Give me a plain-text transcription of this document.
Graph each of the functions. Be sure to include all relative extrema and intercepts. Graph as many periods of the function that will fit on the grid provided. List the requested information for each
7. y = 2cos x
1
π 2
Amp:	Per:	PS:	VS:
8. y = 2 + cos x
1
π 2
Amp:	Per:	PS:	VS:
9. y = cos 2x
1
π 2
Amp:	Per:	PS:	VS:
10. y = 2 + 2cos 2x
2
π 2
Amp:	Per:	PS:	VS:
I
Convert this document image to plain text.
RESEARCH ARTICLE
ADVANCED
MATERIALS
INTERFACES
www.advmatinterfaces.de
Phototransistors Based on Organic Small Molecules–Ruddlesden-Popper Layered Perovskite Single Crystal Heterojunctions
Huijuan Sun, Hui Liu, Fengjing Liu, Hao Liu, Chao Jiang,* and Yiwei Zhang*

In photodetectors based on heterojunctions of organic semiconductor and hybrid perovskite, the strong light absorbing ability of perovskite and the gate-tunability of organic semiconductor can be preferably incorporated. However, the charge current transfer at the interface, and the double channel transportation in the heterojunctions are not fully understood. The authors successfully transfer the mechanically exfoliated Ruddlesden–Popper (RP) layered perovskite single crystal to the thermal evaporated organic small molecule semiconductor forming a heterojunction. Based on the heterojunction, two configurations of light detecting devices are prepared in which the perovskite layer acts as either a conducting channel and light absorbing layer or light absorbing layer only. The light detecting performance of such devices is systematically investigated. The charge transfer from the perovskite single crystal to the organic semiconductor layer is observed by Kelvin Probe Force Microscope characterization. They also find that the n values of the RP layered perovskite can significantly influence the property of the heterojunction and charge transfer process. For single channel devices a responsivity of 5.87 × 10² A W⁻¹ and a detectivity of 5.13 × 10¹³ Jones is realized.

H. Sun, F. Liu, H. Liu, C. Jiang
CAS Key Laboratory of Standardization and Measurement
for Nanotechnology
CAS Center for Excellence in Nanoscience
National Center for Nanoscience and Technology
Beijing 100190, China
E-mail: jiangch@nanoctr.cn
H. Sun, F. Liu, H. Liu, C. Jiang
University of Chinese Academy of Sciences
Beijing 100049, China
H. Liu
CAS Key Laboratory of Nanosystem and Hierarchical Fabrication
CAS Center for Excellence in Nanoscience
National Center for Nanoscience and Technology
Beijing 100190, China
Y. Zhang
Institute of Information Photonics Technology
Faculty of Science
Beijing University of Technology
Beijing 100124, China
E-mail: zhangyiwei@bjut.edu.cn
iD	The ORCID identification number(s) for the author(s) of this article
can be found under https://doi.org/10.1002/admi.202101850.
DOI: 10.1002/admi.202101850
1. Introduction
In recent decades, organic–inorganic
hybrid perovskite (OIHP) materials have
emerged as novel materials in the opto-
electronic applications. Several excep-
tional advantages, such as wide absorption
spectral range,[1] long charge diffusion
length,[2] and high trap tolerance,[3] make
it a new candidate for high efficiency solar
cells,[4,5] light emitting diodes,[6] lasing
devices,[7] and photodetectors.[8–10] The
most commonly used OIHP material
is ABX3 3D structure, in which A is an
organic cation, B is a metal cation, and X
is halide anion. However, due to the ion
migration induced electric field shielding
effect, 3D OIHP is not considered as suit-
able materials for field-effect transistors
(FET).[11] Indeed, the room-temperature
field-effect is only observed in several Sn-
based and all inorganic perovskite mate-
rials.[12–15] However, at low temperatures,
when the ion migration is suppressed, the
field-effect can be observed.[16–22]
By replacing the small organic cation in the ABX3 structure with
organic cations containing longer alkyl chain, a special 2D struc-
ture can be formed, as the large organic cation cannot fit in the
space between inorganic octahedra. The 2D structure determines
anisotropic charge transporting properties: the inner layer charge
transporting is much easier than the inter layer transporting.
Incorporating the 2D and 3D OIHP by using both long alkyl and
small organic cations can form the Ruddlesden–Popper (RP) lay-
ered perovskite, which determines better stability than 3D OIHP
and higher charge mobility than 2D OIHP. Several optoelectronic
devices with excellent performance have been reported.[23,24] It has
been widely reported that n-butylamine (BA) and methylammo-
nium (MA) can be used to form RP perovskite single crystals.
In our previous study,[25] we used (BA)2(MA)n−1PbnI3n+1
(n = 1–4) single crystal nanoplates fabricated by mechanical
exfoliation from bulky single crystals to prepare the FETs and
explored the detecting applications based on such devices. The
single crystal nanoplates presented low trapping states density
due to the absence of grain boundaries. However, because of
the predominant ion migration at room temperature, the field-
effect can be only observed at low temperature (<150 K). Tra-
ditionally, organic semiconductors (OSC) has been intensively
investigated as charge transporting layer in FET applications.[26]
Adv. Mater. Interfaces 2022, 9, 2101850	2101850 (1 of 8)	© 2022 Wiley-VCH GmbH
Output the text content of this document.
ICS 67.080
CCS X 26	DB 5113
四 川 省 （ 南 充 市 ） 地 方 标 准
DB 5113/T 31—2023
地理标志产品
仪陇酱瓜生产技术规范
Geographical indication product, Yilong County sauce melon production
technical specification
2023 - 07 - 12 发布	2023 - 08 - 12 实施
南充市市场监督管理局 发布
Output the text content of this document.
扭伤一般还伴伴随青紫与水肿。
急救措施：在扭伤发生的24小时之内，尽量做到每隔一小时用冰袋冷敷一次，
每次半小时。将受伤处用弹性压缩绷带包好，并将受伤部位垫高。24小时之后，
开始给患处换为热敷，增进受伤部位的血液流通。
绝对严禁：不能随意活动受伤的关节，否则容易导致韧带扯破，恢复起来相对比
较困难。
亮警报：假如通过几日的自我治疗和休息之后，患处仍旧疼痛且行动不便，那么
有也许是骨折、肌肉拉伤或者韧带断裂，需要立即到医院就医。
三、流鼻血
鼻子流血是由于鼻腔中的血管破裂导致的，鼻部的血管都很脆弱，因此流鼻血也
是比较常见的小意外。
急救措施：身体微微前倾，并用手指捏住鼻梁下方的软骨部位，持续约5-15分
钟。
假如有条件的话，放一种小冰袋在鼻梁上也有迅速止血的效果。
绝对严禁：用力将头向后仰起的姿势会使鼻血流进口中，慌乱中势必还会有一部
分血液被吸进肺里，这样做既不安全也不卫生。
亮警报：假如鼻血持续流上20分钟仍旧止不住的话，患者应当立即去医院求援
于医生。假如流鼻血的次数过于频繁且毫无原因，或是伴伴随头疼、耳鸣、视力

--------------------

### [Exercise objective]
Reproduce the listing above word for word.

### [Response to this exercise]
Give me a plain-text transcription of this document.
Graph each of the functions. Be sure to include all relative extrema and intercepts. Graph as many periods of the function that will fit on the grid provided. List the requested information for each
7. y = 2cos x
1
π 2
Amp:	Per:	PS:	VS:
8. y = 2 + cos x
1
π 2
Amp:	Per:	PS:	VS:
9. y = cos 2x
1
π 2
Amp:	Per:	PS:	VS:
10. y = 2 + 2cos 2x
2
π 2
Amp:	Per:	PS:	VS:
I
Convert this document image to plain text.
RESEARCH ARTICLE
ADVANCED
MATERIALS
INTERFACES
www.advmatinterfaces.de
Phototransistors Based on Organic Small Molecules–Ruddlesden-Popper Layered Perovskite Single Crystal Heterojunctions
Huijuan Sun, Hui Liu, Fengjing Liu, Hao Liu, Chao Jiang,* and Yiwei Zhang*

In photodetectors based on heterojunctions of organic semiconductor and hybrid perovskite, the strong light absorbing ability of perovskite and the gate-tunability of organic semiconductor can be preferably incorporated. However, the charge current transfer at the interface, and the double channel transportation in the heterojunctions are not fully understood. The authors successfully transfer the mechanically exfoliated Ruddlesden–Popper (RP) layered perovskite single crystal to the thermal evaporated organic small molecule semiconductor forming a heterojunction. Based on the heterojunction, two configurations of light detecting devices are prepared in which the perovskite layer acts as either a conducting channel and light absorbing layer or light absorbing layer only. The light detecting performance of such devices is systematically investigated. The charge transfer from the perovskite single crystal to the organic semiconductor layer is observed by Kelvin Probe Force Microscope characterization. They also find that the n values of the RP layered perovskite can significantly influence the property of the heterojunction and charge transfer process. For single channel devices a responsivity of 5.87 × 10² A W⁻¹ and a detectivity of 5.13 × 10¹³ Jones is realized.

H. Sun, F. Liu, H. Liu, C. Jiang
CAS Key Laboratory of Standardization and Measurement
for Nanotechnology
CAS Center for Excellence in Nanoscience
National Center for Nanoscience and Technology
Beijing 100190, China
E-mail: jiangch@nanoctr.cn
H. Sun, F. Liu, H. Liu, C. Jiang
University of Chinese Academy of Sciences
Beijing 100049, China
H. Liu
CAS Key Laboratory of Nanosystem and Hierarchical Fabrication
CAS Center for Excellence in Nanoscience
National Center for Nanoscience and Technology
Beijing 100190, China
Y. Zhang
Institute of Information Photonics Technology
Faculty of Science
Beijing University of Technology
Beijing 100124, China
E-mail: zhangyiwei@bjut.edu.cn
iD	The ORCID identification number(s) for the author(s) of this article
can be found under https://doi.org/10.1002/admi.202101850.
DOI: 10.1002/admi.202101850
1. Introduction
In recent decades, organic–inorganic
hybrid perovskite (OIHP) materials have
emerged as novel materials in the opto-
electronic applications. Several excep-
tional advantages, such as wide absorption
spectral range,[1] long charge diffusion
length,[2] and high trap tolerance,[3] make
it a new candidate for high efficiency solar
cells,[4,5] light emitting diodes,[6] lasing
devices,[7] and photodetectors.[8–10] The
most commonly used OIHP material
is ABX3 3D structure, in which A is an
organic cation, B is a metal cation, and X
is halide anion. However, due to the ion
migration induced electric field shielding
effect, 3D OIHP is not considered as suit-
able materials for field-effect transistors
(FET).[11] Indeed, the room-temperature
field-effect is only observed in several Sn-
based and all inorganic perovskite mate-
rials.[12–15] However, at low temperatures,
when the ion migration is suppressed, the
field-effect can be observed.[16–22]
By replacing the small organic cation in the ABX3 structure with
organic cations containing longer alkyl chain, a special 2D struc-
ture can be formed, as the large organic cation cannot fit in the
space between inorganic octahedra. The 2D structure determines
anisotropic charge transporting properties: the inner layer charge
transporting is much easier than the inter layer transporting.
Incorporating the 2D and 3D OIHP by using both long alkyl and
small organic cations can form the Ruddlesden–Popper (RP) lay-
ered perovskite, which determines better stability than 3D OIHP
and higher charge mobility than 2D OIHP. Several optoelectronic
devices with excellent performance have been reported.[23,24] It has
been widely reported that n-butylamine (BA) and methylammo-
nium (MA) can be used to form RP perovskite single crystals.
In our previous study,[25] we used (BA)2(MA)n−1PbnI3n+1
(n = 1–4) single crystal nanoplates fabricated by mechanical
exfoliation from bulky single crystals to prepare the FETs and
explored the detecting applications based on such devices. The
single crystal nanoplates presented low trapping states density
due to the absence of grain boundaries. However, because of
the predominant ion migration at room temperature, the field-
effect can be only observed at low temperature (<150 K). Tra-
ditionally, organic semiconductors (OSC) has been intensively
investigated as charge transporting layer in FET applications.[26]
Adv. Mater. Interfaces 2022, 9, 2101850	2101850 (1 of 8)	© 2022 Wiley-VCH GmbH
Output the text content of this document.
ICS 67.080
CCS X 26	DB 5113
四 川 省 （ 南 充 市 ） 地 方 标 准
DB 5113/T 31—2023
地理标志产品
仪陇酱瓜生产技术规范
Geographical indication product, Yilong County sauce melon production
technical specification
2023 - 07 - 12 发布	2023 - 08 - 12 实施
南充市市场监督管理局 发布
Output the text content of this document.
扭伤一般还伴伴随青紫与水肿。
急救措施：在扭伤发生的24小时之内，尽量做到每隔一小时用冰袋冷敷一次，
每次半小时。将受伤处用弹性压缩绷带包好，并将受伤部位垫高。24小时之后，
开始给患处换为热敷，增进受伤部位的血液流通。
绝对严禁：不能随意活动受伤的关节，否则容易导致韧带扯破，恢复起来相对比
较困难。
亮警报：假如通过几日的自我治疗和休息之后，患处仍旧疼痛且行动不便，那么
有也许是骨折、肌肉拉伤或者韧带断裂，需要立即到医院就医。
三、流鼻血
鼻子流血是由于鼻腔中的血管破裂导致的，鼻部的血管都很脆弱，因此流鼻血也
是比较常见的小意外。
急救措施：身体微微前倾，并用手指捏住鼻梁下方的软骨部位，持续约5-15分
钟。
假如有条件的话，放一种小冰袋在鼻梁上也有迅速止血的效果。
绝对严禁：用力将头向后仰起的姿势会使鼻血流进口中，慌乱中势必还会有一部
分血液被吸进肺里，这样做既不安全也不卫生。
亮警报：假如鼻血持续流上20分钟仍旧止不住的话，患者应当立即去医院求援
于医生。假如流鼻血的次数过于频繁且毫无原因，或是伴伴随头疼、耳鸣、视力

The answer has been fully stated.